• EXERCISE BRIEF: Assemble all lines in which the string "JSON" appears.

-=-=-

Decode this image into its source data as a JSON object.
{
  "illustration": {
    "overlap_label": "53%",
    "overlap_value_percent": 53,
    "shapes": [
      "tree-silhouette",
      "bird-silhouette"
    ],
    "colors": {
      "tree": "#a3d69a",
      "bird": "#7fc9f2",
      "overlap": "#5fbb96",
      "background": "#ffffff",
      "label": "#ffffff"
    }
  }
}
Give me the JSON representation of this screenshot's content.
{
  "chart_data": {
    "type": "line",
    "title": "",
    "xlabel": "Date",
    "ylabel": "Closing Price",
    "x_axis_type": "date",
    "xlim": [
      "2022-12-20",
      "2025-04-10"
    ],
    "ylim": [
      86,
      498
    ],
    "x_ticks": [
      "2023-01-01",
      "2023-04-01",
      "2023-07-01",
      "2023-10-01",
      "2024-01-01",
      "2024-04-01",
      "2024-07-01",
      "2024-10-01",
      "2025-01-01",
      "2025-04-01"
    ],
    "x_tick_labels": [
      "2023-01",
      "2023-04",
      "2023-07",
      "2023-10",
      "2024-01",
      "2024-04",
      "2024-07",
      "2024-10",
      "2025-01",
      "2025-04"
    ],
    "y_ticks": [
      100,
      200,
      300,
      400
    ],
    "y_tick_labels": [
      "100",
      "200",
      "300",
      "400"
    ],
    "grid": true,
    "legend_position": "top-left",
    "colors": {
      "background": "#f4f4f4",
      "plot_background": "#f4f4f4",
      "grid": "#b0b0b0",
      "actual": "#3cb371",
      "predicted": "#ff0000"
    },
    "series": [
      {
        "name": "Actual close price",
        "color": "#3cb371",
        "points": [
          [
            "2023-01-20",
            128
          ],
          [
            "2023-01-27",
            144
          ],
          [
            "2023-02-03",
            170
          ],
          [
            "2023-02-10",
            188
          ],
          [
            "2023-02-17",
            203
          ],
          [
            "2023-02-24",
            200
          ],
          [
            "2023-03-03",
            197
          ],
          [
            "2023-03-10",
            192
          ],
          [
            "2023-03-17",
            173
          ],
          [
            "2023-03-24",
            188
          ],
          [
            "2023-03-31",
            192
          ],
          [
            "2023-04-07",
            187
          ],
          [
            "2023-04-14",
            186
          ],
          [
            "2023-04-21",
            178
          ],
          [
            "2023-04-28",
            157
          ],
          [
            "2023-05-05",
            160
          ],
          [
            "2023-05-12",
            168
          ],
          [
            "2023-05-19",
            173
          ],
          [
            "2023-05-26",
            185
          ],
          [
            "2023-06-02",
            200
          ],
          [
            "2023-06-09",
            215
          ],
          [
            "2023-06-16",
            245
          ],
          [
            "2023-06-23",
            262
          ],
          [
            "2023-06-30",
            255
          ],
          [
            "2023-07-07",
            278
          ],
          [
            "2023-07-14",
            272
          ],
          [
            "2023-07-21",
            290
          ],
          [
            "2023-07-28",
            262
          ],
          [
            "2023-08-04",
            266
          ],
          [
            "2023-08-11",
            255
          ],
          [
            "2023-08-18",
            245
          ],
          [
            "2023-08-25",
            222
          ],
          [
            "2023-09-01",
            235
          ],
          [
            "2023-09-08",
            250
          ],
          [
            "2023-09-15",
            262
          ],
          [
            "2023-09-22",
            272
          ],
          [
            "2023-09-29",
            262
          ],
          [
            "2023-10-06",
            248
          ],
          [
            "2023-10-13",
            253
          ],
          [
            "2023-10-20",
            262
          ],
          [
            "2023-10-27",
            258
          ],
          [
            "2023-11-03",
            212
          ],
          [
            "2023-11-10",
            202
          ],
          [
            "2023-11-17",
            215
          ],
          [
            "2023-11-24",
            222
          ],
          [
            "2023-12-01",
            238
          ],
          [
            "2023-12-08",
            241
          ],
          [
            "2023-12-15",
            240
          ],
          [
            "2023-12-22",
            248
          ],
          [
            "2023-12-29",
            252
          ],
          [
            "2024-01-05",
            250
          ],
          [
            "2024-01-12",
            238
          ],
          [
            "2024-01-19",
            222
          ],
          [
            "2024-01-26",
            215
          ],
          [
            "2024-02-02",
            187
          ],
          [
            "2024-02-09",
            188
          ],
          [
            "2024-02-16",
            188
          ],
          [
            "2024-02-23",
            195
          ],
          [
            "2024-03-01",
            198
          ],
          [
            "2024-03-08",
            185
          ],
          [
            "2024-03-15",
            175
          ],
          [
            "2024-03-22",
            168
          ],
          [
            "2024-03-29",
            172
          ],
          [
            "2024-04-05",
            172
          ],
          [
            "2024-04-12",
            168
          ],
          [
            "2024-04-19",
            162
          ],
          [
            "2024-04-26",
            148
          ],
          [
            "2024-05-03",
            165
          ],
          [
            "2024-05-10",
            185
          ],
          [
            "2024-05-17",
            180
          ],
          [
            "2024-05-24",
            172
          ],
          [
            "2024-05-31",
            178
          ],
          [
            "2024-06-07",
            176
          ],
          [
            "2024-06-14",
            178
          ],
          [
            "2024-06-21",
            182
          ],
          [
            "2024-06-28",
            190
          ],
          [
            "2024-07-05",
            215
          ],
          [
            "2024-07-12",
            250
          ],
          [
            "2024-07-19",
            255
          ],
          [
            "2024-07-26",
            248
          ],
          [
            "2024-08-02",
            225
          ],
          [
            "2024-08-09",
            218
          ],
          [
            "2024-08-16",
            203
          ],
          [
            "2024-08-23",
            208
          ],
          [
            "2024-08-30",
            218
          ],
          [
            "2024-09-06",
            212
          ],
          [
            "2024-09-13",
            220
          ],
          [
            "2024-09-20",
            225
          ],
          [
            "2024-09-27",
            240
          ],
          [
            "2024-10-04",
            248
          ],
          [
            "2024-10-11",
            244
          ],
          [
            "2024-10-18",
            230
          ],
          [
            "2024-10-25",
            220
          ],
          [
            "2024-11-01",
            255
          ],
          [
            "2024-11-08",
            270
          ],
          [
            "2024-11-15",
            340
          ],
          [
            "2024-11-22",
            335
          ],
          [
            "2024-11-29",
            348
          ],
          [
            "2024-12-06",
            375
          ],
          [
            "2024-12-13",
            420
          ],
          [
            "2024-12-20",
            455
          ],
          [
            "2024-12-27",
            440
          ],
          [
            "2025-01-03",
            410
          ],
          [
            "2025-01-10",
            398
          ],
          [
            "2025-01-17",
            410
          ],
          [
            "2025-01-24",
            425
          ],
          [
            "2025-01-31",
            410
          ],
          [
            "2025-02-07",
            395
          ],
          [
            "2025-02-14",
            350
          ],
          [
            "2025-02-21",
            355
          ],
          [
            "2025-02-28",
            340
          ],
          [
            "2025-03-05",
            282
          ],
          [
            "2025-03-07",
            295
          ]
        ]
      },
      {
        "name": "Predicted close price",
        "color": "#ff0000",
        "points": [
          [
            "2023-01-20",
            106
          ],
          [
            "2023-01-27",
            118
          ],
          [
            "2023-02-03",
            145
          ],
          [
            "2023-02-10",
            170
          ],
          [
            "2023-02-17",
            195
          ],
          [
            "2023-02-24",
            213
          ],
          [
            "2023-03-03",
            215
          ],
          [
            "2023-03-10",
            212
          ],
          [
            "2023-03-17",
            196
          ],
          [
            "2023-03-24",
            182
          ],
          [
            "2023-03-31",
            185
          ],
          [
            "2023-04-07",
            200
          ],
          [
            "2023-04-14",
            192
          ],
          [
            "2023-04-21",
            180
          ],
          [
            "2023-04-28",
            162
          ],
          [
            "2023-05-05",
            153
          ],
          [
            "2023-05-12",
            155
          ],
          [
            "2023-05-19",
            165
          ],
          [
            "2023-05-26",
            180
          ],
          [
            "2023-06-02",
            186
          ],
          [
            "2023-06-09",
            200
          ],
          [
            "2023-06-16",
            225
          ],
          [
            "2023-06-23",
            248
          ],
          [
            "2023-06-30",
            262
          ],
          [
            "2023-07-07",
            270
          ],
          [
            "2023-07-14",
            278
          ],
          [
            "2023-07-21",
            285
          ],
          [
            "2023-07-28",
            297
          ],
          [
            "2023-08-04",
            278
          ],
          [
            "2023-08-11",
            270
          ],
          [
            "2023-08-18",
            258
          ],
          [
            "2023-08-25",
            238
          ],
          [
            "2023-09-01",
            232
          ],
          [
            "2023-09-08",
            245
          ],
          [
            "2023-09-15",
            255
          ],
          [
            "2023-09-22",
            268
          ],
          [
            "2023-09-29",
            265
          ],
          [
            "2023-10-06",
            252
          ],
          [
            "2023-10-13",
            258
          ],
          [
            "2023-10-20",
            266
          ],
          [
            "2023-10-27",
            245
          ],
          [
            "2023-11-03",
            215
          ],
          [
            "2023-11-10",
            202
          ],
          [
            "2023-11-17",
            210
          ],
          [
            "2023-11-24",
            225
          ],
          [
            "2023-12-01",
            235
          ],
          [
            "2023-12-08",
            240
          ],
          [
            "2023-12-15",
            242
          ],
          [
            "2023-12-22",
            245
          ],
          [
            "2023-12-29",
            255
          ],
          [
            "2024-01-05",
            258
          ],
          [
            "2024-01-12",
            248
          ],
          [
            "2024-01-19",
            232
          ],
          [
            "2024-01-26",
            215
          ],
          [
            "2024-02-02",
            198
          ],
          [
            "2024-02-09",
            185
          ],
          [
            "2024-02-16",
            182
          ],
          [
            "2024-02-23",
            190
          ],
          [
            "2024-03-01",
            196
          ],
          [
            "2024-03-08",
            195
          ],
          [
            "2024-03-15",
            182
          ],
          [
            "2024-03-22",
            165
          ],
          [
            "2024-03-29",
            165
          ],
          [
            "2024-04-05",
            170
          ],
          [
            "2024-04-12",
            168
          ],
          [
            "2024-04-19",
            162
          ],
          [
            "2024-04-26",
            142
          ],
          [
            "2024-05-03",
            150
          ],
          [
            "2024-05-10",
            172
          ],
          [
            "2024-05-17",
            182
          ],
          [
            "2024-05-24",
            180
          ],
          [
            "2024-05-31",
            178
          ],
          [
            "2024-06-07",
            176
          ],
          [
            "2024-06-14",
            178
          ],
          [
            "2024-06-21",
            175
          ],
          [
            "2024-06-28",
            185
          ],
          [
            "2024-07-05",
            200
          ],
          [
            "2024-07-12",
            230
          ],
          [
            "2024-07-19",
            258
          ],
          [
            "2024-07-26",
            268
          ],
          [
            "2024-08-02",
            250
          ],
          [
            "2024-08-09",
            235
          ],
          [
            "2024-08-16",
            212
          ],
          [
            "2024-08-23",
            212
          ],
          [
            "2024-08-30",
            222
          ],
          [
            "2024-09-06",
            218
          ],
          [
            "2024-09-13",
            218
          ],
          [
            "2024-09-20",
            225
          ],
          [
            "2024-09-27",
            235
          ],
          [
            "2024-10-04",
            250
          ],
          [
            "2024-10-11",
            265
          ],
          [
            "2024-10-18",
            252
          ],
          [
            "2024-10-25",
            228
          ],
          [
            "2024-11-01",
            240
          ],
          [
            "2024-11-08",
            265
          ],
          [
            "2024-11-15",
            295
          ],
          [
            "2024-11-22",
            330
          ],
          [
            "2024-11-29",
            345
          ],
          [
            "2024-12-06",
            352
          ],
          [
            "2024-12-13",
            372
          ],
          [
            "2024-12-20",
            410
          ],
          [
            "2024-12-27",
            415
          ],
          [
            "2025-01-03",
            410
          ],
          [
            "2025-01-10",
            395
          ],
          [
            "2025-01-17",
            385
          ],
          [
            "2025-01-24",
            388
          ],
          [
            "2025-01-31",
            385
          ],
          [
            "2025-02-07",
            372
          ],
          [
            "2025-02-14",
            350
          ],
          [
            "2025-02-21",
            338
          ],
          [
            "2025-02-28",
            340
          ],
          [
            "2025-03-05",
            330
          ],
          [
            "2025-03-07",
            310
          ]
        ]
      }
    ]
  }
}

-=-=-

• EXERCISE RESULT:
Decode this image into its source data as a JSON object.
Give me the JSON representation of this screenshot's content.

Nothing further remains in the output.